## EXERCISE
Please output the lines shown below exactly as they appear.

*** DATASET RECORDS ***

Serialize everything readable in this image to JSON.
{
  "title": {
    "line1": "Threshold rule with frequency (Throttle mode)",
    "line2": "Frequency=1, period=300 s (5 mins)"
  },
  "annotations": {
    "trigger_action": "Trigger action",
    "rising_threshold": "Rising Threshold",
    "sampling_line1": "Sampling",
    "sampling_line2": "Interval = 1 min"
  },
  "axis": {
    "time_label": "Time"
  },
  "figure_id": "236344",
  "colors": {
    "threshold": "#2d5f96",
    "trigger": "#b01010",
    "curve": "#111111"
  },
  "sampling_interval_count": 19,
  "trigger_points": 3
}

***

## TASK SOLUTION
Serialize everything readable in this image to JSON.
{
  "title": {
    "line1": "Threshold rule with frequency (Throttle mode)",
    "line2": "Frequency=1, period=300 s (5 mins)"
  },
  "annotations": {
    "trigger_action": "Trigger action",
    "rising_threshold": "Rising Threshold",
    "sampling_line1": "Sampling",
    "sampling_line2": "Interval = 1 min"
  },
  "axis": {
    "time_label": "Time"
  },
  "figure_id": "236344",
  "colors": {
    "threshold": "#2d5f96",
    "trigger": "#b01010",
    "curve": "#111111"
  },
  "sampling_interval_count": 19,
  "trigger_points": 3
}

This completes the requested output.